--- TO BE DONE ---
Locate every line in the records below that contains the word "ffffff", and copy each one.

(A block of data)

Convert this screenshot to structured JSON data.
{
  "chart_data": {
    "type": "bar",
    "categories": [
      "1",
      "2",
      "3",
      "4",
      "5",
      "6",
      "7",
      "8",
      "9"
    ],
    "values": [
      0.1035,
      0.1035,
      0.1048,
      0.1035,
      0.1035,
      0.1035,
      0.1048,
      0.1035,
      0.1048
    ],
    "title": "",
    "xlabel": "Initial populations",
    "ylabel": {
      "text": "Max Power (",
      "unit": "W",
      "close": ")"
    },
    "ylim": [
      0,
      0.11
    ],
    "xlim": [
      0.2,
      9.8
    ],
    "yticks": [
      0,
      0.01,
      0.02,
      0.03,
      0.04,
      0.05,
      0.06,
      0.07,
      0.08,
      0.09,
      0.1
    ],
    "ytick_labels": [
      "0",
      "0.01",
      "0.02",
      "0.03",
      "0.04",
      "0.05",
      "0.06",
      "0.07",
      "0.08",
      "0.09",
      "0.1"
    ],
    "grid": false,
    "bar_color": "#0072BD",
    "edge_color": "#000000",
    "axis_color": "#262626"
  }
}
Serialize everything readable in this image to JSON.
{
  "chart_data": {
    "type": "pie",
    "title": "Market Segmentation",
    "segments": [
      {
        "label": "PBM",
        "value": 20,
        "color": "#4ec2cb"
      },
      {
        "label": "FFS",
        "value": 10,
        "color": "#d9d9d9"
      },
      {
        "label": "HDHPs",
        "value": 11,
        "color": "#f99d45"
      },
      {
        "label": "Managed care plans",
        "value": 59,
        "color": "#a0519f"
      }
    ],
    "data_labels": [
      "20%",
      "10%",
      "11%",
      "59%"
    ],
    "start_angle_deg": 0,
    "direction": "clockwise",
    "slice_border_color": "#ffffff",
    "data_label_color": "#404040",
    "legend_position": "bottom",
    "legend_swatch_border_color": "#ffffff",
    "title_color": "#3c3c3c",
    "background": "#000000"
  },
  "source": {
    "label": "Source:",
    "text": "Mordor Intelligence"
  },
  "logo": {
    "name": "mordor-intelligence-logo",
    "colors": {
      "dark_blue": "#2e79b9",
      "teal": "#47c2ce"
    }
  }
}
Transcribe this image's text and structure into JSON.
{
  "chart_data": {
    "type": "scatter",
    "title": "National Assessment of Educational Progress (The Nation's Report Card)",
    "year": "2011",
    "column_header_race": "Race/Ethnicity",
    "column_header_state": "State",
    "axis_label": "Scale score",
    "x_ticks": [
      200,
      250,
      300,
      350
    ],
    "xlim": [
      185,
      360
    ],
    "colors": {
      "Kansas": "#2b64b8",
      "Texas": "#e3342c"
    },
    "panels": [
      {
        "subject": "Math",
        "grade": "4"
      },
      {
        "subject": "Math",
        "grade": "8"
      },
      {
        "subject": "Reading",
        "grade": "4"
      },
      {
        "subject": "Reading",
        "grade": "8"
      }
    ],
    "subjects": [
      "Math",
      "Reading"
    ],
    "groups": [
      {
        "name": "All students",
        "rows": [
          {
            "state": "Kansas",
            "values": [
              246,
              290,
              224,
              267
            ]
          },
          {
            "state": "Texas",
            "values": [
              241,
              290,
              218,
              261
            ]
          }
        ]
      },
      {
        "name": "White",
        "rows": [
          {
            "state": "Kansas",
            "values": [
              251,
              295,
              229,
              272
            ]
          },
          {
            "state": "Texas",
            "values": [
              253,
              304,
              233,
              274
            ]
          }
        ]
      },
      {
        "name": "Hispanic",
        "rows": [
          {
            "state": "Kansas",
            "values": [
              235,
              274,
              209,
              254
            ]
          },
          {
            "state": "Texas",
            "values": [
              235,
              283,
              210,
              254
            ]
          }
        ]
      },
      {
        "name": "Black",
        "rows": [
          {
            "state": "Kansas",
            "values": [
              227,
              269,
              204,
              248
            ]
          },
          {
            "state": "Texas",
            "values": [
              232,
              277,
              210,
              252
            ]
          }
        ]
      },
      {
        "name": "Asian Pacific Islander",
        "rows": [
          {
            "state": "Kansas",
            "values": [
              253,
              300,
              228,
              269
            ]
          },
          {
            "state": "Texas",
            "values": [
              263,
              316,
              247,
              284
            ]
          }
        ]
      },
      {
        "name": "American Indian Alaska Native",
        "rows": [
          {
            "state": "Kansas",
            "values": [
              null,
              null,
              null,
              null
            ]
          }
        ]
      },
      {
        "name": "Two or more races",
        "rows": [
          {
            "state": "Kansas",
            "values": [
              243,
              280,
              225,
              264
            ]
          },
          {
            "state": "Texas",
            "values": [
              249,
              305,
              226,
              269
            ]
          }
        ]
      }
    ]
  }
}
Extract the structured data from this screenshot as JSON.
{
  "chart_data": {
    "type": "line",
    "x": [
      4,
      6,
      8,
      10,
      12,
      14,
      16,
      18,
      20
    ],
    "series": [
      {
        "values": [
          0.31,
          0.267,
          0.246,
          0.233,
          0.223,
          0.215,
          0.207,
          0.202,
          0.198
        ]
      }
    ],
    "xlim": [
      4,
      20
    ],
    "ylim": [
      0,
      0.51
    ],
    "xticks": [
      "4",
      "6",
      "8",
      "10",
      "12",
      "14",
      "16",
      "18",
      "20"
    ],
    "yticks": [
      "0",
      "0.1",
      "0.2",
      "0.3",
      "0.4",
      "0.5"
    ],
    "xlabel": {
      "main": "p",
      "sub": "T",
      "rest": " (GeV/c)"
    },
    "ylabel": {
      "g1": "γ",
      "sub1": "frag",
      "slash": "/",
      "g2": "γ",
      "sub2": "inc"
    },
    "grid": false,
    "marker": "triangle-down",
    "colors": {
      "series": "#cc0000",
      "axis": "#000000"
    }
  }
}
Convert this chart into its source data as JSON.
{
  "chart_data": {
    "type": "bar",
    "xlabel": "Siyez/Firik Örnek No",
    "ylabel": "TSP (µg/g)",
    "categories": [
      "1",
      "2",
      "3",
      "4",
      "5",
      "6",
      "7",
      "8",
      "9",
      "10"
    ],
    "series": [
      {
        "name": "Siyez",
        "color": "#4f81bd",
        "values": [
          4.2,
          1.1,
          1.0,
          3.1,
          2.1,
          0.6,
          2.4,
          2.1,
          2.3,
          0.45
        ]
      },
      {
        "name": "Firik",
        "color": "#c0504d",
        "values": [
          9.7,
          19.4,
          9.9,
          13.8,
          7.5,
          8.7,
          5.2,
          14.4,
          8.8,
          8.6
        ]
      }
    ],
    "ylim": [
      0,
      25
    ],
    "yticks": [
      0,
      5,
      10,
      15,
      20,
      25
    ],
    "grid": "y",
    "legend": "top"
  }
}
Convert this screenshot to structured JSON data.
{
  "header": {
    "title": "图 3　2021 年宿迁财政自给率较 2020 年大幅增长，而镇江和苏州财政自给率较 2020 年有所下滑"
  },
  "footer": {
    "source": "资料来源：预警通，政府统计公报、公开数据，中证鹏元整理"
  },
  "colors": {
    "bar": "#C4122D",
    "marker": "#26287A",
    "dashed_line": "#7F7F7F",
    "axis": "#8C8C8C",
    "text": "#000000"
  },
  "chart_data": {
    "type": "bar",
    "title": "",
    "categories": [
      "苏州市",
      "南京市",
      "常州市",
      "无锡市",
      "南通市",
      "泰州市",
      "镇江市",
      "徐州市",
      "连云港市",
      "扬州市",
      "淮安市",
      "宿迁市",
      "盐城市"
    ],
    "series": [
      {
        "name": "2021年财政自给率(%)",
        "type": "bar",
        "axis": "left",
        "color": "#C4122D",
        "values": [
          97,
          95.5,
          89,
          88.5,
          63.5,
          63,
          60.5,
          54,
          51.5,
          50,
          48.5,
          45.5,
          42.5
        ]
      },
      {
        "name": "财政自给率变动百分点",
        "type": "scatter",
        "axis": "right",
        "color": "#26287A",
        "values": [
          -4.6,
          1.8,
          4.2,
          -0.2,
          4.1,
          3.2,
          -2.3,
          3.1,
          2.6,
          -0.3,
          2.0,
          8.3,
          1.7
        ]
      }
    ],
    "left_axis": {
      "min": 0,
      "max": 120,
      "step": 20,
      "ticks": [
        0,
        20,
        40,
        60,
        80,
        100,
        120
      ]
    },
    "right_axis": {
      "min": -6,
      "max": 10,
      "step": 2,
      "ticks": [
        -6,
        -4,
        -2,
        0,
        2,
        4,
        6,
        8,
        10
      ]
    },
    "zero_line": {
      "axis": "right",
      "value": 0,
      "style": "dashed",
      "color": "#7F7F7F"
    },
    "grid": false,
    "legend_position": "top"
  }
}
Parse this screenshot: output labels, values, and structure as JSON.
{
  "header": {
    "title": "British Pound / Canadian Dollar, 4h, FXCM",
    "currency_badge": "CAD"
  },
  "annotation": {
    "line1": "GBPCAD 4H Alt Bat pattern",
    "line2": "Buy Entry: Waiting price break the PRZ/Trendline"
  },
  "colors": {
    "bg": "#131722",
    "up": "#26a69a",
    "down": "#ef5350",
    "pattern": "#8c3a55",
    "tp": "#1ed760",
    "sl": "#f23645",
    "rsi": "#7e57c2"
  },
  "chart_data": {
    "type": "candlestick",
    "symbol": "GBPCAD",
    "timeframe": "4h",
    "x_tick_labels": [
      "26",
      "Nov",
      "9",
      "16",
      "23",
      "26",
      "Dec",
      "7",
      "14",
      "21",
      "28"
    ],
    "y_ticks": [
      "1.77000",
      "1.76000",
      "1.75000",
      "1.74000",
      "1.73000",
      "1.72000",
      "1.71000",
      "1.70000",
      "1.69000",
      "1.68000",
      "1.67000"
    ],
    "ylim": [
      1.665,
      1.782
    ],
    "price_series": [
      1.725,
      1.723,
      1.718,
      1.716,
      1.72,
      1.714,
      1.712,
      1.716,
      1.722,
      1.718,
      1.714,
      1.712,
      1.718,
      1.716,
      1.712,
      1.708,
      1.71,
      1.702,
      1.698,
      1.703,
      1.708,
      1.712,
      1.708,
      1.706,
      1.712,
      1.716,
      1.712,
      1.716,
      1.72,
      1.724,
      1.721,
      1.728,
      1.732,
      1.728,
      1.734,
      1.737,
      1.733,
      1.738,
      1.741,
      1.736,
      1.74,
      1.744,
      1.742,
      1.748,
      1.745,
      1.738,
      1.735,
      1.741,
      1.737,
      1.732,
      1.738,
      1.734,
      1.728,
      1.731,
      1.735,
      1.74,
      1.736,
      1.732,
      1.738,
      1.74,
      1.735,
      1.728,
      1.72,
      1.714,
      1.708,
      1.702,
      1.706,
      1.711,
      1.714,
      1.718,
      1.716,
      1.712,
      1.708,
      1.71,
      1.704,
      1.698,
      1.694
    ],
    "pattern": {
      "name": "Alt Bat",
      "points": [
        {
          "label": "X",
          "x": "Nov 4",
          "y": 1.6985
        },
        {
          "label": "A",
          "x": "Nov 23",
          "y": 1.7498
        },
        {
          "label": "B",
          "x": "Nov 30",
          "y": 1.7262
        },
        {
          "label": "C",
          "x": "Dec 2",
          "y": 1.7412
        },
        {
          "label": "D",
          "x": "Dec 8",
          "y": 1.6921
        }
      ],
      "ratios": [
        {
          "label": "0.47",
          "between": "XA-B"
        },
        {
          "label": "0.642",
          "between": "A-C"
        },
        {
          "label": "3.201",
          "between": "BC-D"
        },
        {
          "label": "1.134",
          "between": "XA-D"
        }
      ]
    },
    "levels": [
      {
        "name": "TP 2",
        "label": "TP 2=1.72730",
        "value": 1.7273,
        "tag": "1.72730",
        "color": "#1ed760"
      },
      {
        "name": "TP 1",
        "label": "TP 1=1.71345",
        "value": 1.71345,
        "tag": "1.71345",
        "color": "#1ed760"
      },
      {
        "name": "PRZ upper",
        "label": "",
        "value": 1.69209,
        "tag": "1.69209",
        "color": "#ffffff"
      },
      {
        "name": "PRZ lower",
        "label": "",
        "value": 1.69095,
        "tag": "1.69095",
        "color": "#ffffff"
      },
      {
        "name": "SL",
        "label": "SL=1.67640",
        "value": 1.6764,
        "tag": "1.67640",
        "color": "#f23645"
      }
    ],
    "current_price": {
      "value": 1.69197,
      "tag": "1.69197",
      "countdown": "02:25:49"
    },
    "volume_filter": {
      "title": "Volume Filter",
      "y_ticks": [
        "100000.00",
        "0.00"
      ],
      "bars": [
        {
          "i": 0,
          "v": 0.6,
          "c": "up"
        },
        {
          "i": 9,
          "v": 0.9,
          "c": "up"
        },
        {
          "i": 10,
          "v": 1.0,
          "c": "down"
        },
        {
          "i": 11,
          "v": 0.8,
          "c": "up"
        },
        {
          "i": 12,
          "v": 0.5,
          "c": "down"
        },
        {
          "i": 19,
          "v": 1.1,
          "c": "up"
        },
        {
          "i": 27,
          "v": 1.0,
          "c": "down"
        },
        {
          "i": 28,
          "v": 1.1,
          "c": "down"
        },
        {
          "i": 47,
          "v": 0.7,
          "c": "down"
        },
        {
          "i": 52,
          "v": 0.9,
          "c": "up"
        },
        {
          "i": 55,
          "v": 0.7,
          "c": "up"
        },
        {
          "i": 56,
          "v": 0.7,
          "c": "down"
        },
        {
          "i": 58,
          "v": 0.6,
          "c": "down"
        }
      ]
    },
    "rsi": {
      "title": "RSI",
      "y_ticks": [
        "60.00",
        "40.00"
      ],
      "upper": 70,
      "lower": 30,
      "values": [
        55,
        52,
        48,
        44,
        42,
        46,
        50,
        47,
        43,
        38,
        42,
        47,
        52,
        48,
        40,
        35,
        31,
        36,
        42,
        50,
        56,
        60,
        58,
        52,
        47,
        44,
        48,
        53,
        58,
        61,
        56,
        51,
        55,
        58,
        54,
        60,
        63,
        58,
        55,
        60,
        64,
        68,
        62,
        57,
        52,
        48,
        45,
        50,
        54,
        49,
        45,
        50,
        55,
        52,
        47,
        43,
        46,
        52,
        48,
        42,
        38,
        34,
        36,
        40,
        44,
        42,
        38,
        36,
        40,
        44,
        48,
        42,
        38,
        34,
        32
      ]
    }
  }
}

--- OUTPUT FOR THIS EXERCISE ---
    "slice_border_color": "#ffffff",
    "legend_swatch_border_color": "#ffffff",
        "color": "#ffffff"
        "color": "#ffffff"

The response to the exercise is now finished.